**What you should do:** Please reproduce the entries exactly as they appear below, but not the pictures.

Material for this exercise START

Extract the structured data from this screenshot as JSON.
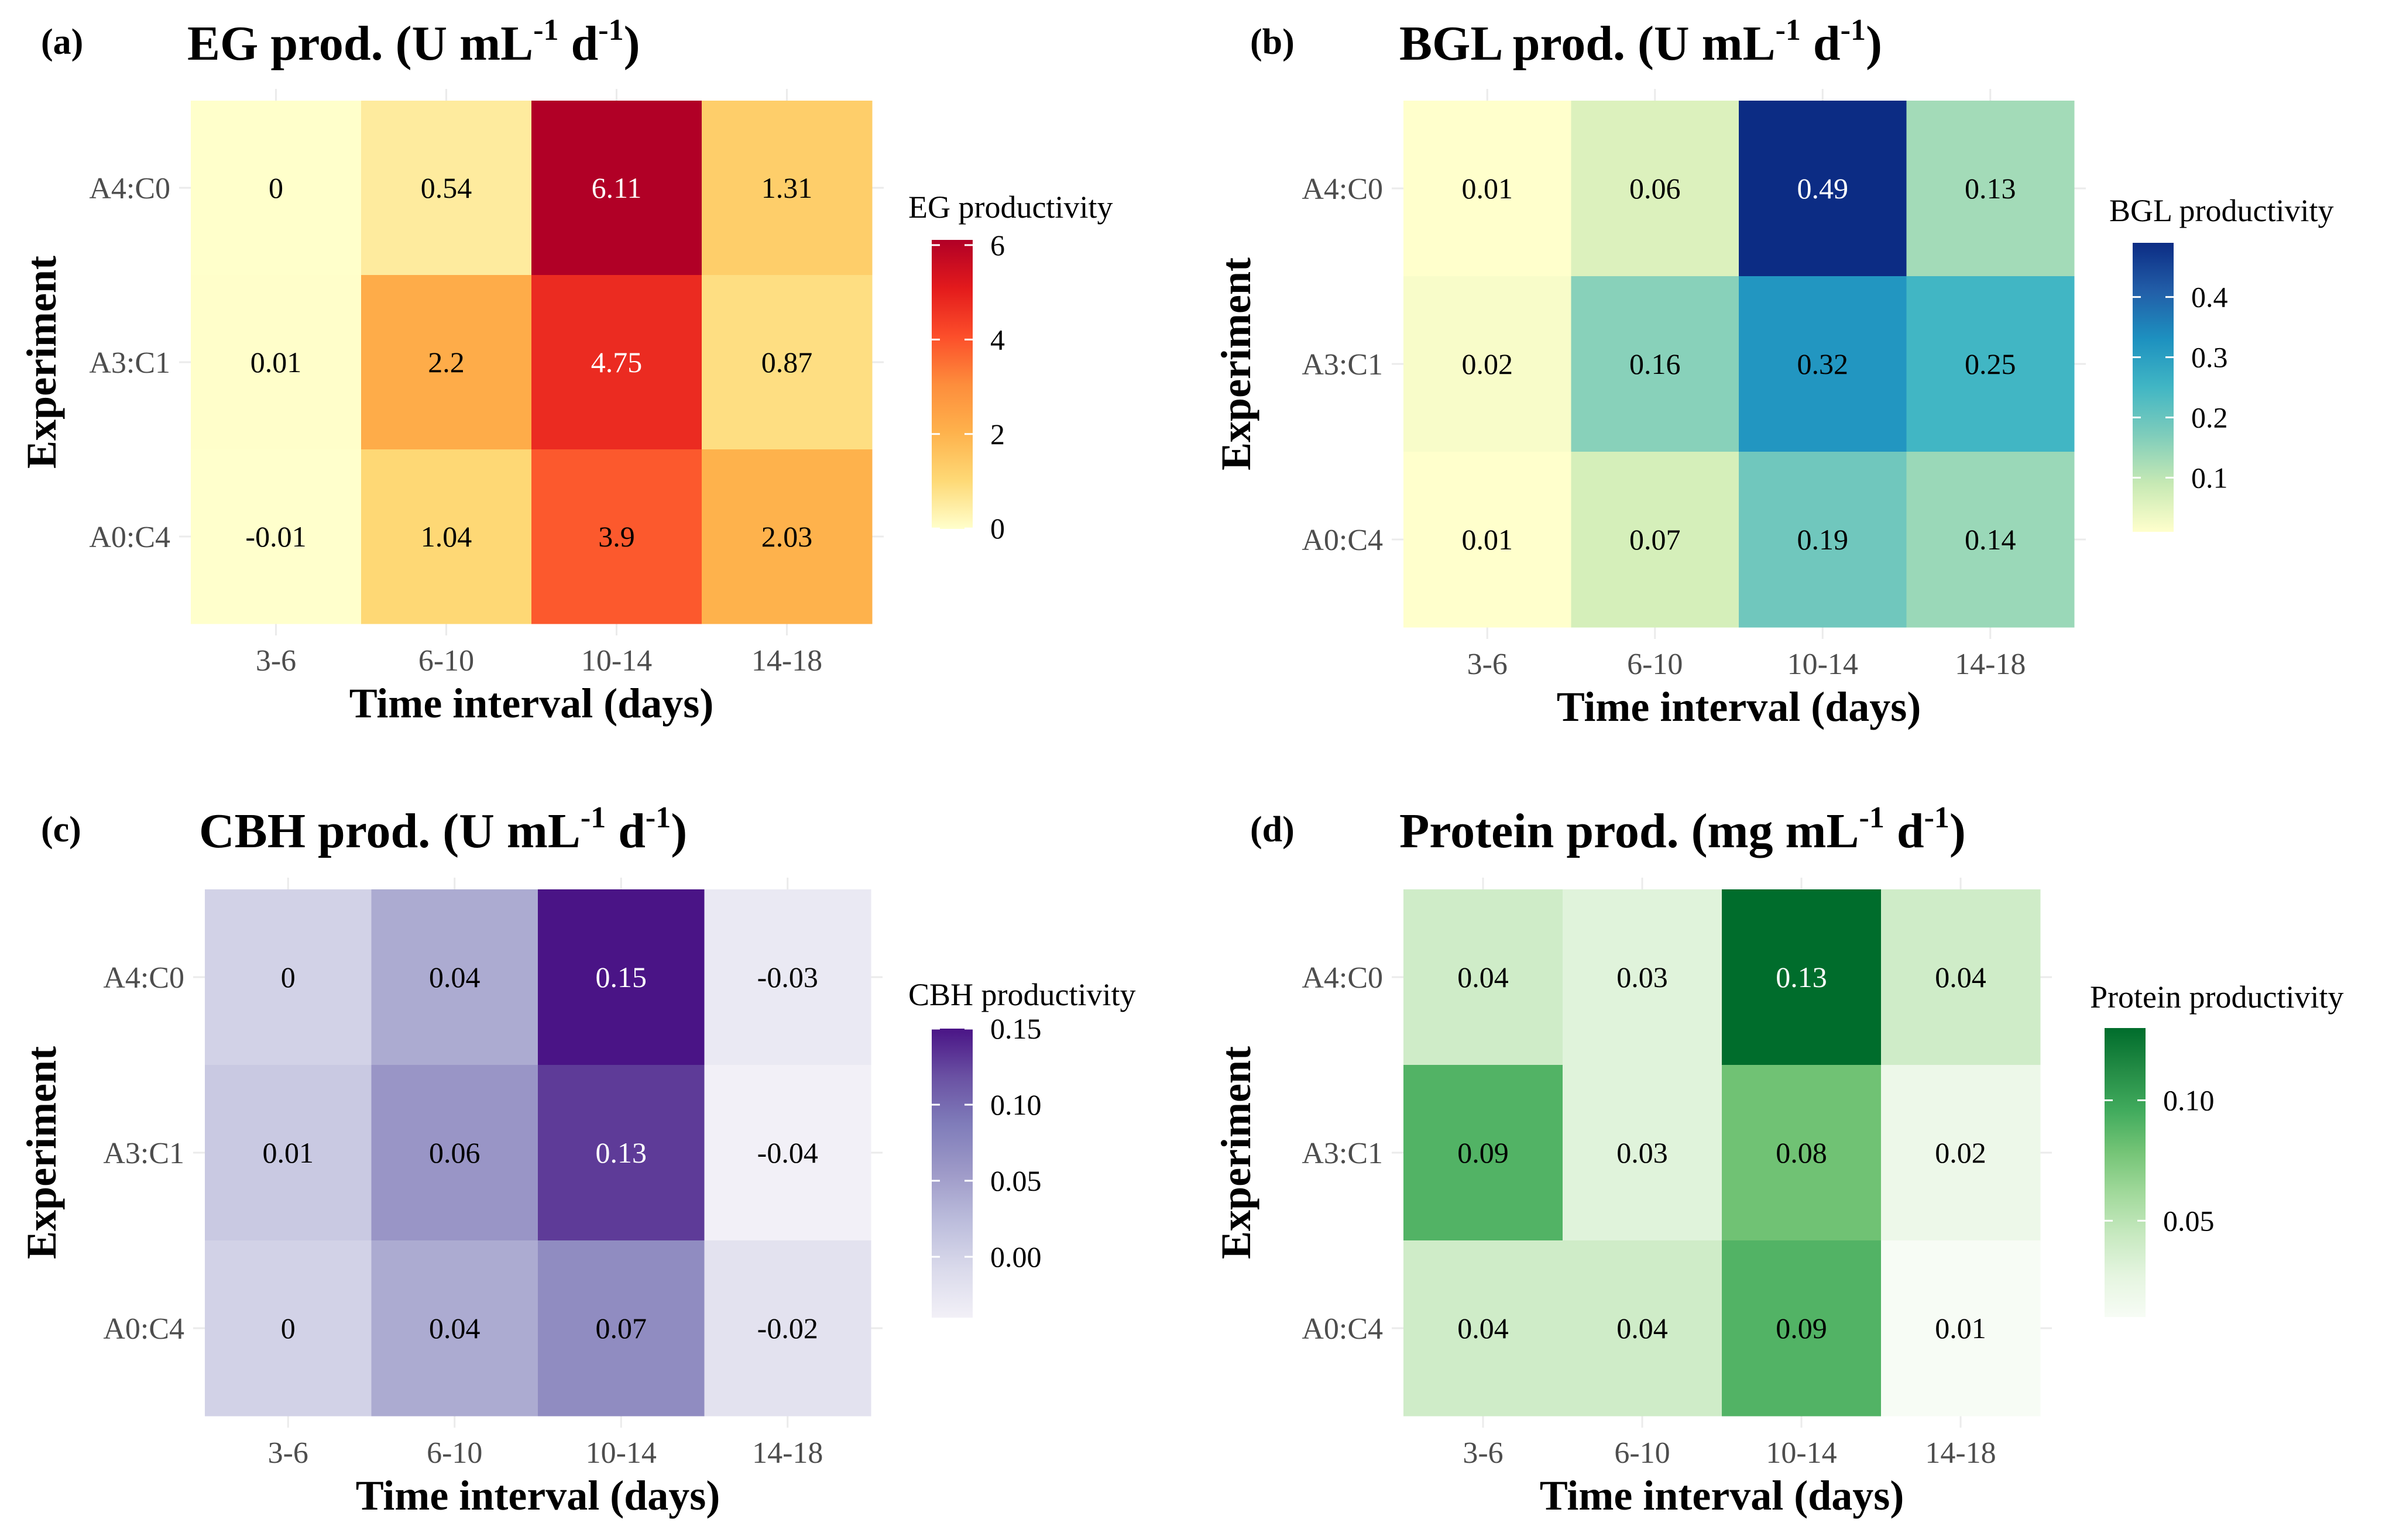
{
  "chart_data": [
    {
      "type": "heatmap",
      "panel_label": "(a)",
      "title_main": "EG prod.  (U mL",
      "title_sup1": "-1",
      "title_mid": " d",
      "title_sup2": "-1",
      "title_end": ")",
      "xlabel": "Time interval (days)",
      "ylabel": "Experiment",
      "x_categories": [
        "3-6",
        "6-10",
        "10-14",
        "14-18"
      ],
      "y_categories": [
        "A4:C0",
        "A3:C1",
        "A0:C4"
      ],
      "cell_labels": [
        [
          "0",
          "0.54",
          "6.11",
          "1.31"
        ],
        [
          "0.01",
          "2.2",
          "4.75",
          "0.87"
        ],
        [
          "-0.01",
          "1.04",
          "3.9",
          "2.03"
        ]
      ],
      "values": [
        [
          0,
          0.54,
          6.11,
          1.31
        ],
        [
          0.01,
          2.2,
          4.75,
          0.87
        ],
        [
          -0.01,
          1.04,
          3.9,
          2.03
        ]
      ],
      "legend_title": "EG productivity",
      "legend_ticks": [
        0,
        2,
        4,
        6
      ],
      "legend_tick_labels": [
        "0",
        "2",
        "4",
        "6"
      ],
      "scale_range": [
        -0.01,
        6.11
      ],
      "colors": [
        "#ffffcc",
        "#fed976",
        "#feb24c",
        "#fd8d3c",
        "#fc4e2a",
        "#e31a1c",
        "#b10026"
      ]
    },
    {
      "type": "heatmap",
      "panel_label": "(b)",
      "title_main": "BGL prod.  (U mL",
      "title_sup1": "-1",
      "title_mid": " d",
      "title_sup2": "-1",
      "title_end": ")",
      "xlabel": "Time interval (days)",
      "ylabel": "Experiment",
      "x_categories": [
        "3-6",
        "6-10",
        "10-14",
        "14-18"
      ],
      "y_categories": [
        "A4:C0",
        "A3:C1",
        "A0:C4"
      ],
      "cell_labels": [
        [
          "0.01",
          "0.06",
          "0.49",
          "0.13"
        ],
        [
          "0.02",
          "0.16",
          "0.32",
          "0.25"
        ],
        [
          "0.01",
          "0.07",
          "0.19",
          "0.14"
        ]
      ],
      "values": [
        [
          0.01,
          0.06,
          0.49,
          0.13
        ],
        [
          0.02,
          0.16,
          0.32,
          0.25
        ],
        [
          0.01,
          0.07,
          0.19,
          0.14
        ]
      ],
      "legend_title": "BGL productivity",
      "legend_ticks": [
        0.1,
        0.2,
        0.3,
        0.4
      ],
      "legend_tick_labels": [
        "0.1",
        "0.2",
        "0.3",
        "0.4"
      ],
      "scale_range": [
        0.01,
        0.49
      ],
      "colors": [
        "#ffffcc",
        "#c7e9b4",
        "#7fcdbb",
        "#41b6c4",
        "#1d91c0",
        "#225ea8",
        "#0c2c84"
      ]
    },
    {
      "type": "heatmap",
      "panel_label": "(c)",
      "title_main": "CBH prod.  (U mL",
      "title_sup1": "-1",
      "title_mid": " d",
      "title_sup2": "-1",
      "title_end": ")",
      "xlabel": "Time interval (days)",
      "ylabel": "Experiment",
      "x_categories": [
        "3-6",
        "6-10",
        "10-14",
        "14-18"
      ],
      "y_categories": [
        "A4:C0",
        "A3:C1",
        "A0:C4"
      ],
      "cell_labels": [
        [
          "0",
          "0.04",
          "0.15",
          "-0.03"
        ],
        [
          "0.01",
          "0.06",
          "0.13",
          "-0.04"
        ],
        [
          "0",
          "0.04",
          "0.07",
          "-0.02"
        ]
      ],
      "values": [
        [
          0,
          0.04,
          0.15,
          -0.03
        ],
        [
          0.01,
          0.06,
          0.13,
          -0.04
        ],
        [
          0,
          0.04,
          0.07,
          -0.02
        ]
      ],
      "legend_title": "CBH productivity",
      "legend_ticks": [
        0,
        0.05,
        0.1,
        0.15
      ],
      "legend_tick_labels": [
        "0.00",
        "0.05",
        "0.10",
        "0.15"
      ],
      "scale_range": [
        -0.04,
        0.15
      ],
      "colors": [
        "#f2f0f7",
        "#dadaeb",
        "#bcbddc",
        "#9e9ac8",
        "#807dba",
        "#6a51a3",
        "#4a1486"
      ]
    },
    {
      "type": "heatmap",
      "panel_label": "(d)",
      "title_main": "Protein prod.  (mg mL",
      "title_sup1": "-1",
      "title_mid": " d",
      "title_sup2": "-1",
      "title_end": ")",
      "xlabel": "Time interval (days)",
      "ylabel": "Experiment",
      "x_categories": [
        "3-6",
        "6-10",
        "10-14",
        "14-18"
      ],
      "y_categories": [
        "A4:C0",
        "A3:C1",
        "A0:C4"
      ],
      "cell_labels": [
        [
          "0.04",
          "0.03",
          "0.13",
          "0.04"
        ],
        [
          "0.09",
          "0.03",
          "0.08",
          "0.02"
        ],
        [
          "0.04",
          "0.04",
          "0.09",
          "0.01"
        ]
      ],
      "values": [
        [
          0.04,
          0.03,
          0.13,
          0.04
        ],
        [
          0.09,
          0.03,
          0.08,
          0.02
        ],
        [
          0.04,
          0.04,
          0.09,
          0.01
        ]
      ],
      "legend_title": "Protein productivity",
      "legend_ticks": [
        0.05,
        0.1
      ],
      "legend_tick_labels": [
        "0.05",
        "0.10"
      ],
      "scale_range": [
        0.01,
        0.13
      ],
      "colors": [
        "#f7fcf5",
        "#e5f5e0",
        "#c7e9c0",
        "#a1d99b",
        "#74c476",
        "#41ab5d",
        "#238b45",
        "#006d2c"
      ]
    }
  ]
}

Material for this exercise END

**Task solution:**
Extract the structured data from this screenshot as JSON.
{
  "chart_data": [
    {
      "type": "heatmap",
      "panel_label": "(a)",
      "title_main": "EG prod.  (U mL",
      "title_sup1": "-1",
      "title_mid": " d",
      "title_sup2": "-1",
      "title_end": ")",
      "xlabel": "Time interval (days)",
      "ylabel": "Experiment",
      "x_categories": [
        "3-6",
        "6-10",
        "10-14",
        "14-18"
      ],
      "y_categories": [
        "A4:C0",
        "A3:C1",
        "A0:C4"
      ],
      "cell_labels": [
        [
          "0",
          "0.54",
          "6.11",
          "1.31"
        ],
        [
          "0.01",
          "2.2",
          "4.75",
          "0.87"
        ],
        [
          "-0.01",
          "1.04",
          "3.9",
          "2.03"
        ]
      ],
      "values": [
        [
          0,
          0.54,
          6.11,
          1.31
        ],
        [
          0.01,
          2.2,
          4.75,
          0.87
        ],
        [
          -0.01,
          1.04,
          3.9,
          2.03
        ]
      ],
      "legend_title": "EG productivity",
      "legend_ticks": [
        0,
        2,
        4,
        6
      ],
      "legend_tick_labels": [
        "0",
        "2",
        "4",
        "6"
      ],
      "scale_range": [
        -0.01,
        6.11
      ],
      "colors": [
        "#ffffcc",
        "#fed976",
        "#feb24c",
        "#fd8d3c",
        "#fc4e2a",
        "#e31a1c",
        "#b10026"
      ]
    },
    {
      "type": "heatmap",
      "panel_label": "(b)",
      "title_main": "BGL prod.  (U mL",
      "title_sup1": "-1",
      "title_mid": " d",
      "title_sup2": "-1",
      "title_end": ")",
      "xlabel": "Time interval (days)",
      "ylabel": "Experiment",
      "x_categories": [
        "3-6",
        "6-10",
        "10-14",
        "14-18"
      ],
      "y_categories": [
        "A4:C0",
        "A3:C1",
        "A0:C4"
      ],
      "cell_labels": [
        [
          "0.01",
          "0.06",
          "0.49",
          "0.13"
        ],
        [
          "0.02",
          "0.16",
          "0.32",
          "0.25"
        ],
        [
          "0.01",
          "0.07",
          "0.19",
          "0.14"
        ]
      ],
      "values": [
        [
          0.01,
          0.06,
          0.49,
          0.13
        ],
        [
          0.02,
          0.16,
          0.32,
          0.25
        ],
        [
          0.01,
          0.07,
          0.19,
          0.14
        ]
      ],
      "legend_title": "BGL productivity",
      "legend_ticks": [
        0.1,
        0.2,
        0.3,
        0.4
      ],
      "legend_tick_labels": [
        "0.1",
        "0.2",
        "0.3",
        "0.4"
      ],
      "scale_range": [
        0.01,
        0.49
      ],
      "colors": [
        "#ffffcc",
        "#c7e9b4",
        "#7fcdbb",
        "#41b6c4",
        "#1d91c0",
        "#225ea8",
        "#0c2c84"
      ]
    },
    {
      "type": "heatmap",
      "panel_label": "(c)",
      "title_main": "CBH prod.  (U mL",
      "title_sup1": "-1",
      "title_mid": " d",
      "title_sup2": "-1",
      "title_end": ")",
      "xlabel": "Time interval (days)",
      "ylabel": "Experiment",
      "x_categories": [
        "3-6",
        "6-10",
        "10-14",
        "14-18"
      ],
      "y_categories": [
        "A4:C0",
        "A3:C1",
        "A0:C4"
      ],
      "cell_labels": [
        [
          "0",
          "0.04",
          "0.15",
          "-0.03"
        ],
        [
          "0.01",
          "0.06",
          "0.13",
          "-0.04"
        ],
        [
          "0",
          "0.04",
          "0.07",
          "-0.02"
        ]
      ],
      "values": [
        [
          0,
          0.04,
          0.15,
          -0.03
        ],
        [
          0.01,
          0.06,
          0.13,
          -0.04
        ],
        [
          0,
          0.04,
          0.07,
          -0.02
        ]
      ],
      "legend_title": "CBH productivity",
      "legend_ticks": [
        0,
        0.05,
        0.1,
        0.15
      ],
      "legend_tick_labels": [
        "0.00",
        "0.05",
        "0.10",
        "0.15"
      ],
      "scale_range": [
        -0.04,
        0.15
      ],
      "colors": [
        "#f2f0f7",
        "#dadaeb",
        "#bcbddc",
        "#9e9ac8",
        "#807dba",
        "#6a51a3",
        "#4a1486"
      ]
    },
    {
      "type": "heatmap",
      "panel_label": "(d)",
      "title_main": "Protein prod.  (mg mL",
      "title_sup1": "-1",
      "title_mid": " d",
      "title_sup2": "-1",
      "title_end": ")",
      "xlabel": "Time interval (days)",
      "ylabel": "Experiment",
      "x_categories": [
        "3-6",
        "6-10",
        "10-14",
        "14-18"
      ],
      "y_categories": [
        "A4:C0",
        "A3:C1",
        "A0:C4"
      ],
      "cell_labels": [
        [
          "0.04",
          "0.03",
          "0.13",
          "0.04"
        ],
        [
          "0.09",
          "0.03",
          "0.08",
          "0.02"
        ],
        [
          "0.04",
          "0.04",
          "0.09",
          "0.01"
        ]
      ],
      "values": [
        [
          0.04,
          0.03,
          0.13,
          0.04
        ],
        [
          0.09,
          0.03,
          0.08,
          0.02
        ],
        [
          0.04,
          0.04,
          0.09,
          0.01
        ]
      ],
      "legend_title": "Protein productivity",
      "legend_ticks": [
        0.05,
        0.1
      ],
      "legend_tick_labels": [
        "0.05",
        "0.10"
      ],
      "scale_range": [
        0.01,
        0.13
      ],
      "colors": [
        "#f7fcf5",
        "#e5f5e0",
        "#c7e9c0",
        "#a1d99b",
        "#74c476",
        "#41ab5d",
        "#238b45",
        "#006d2c"
      ]
    }
  ]
}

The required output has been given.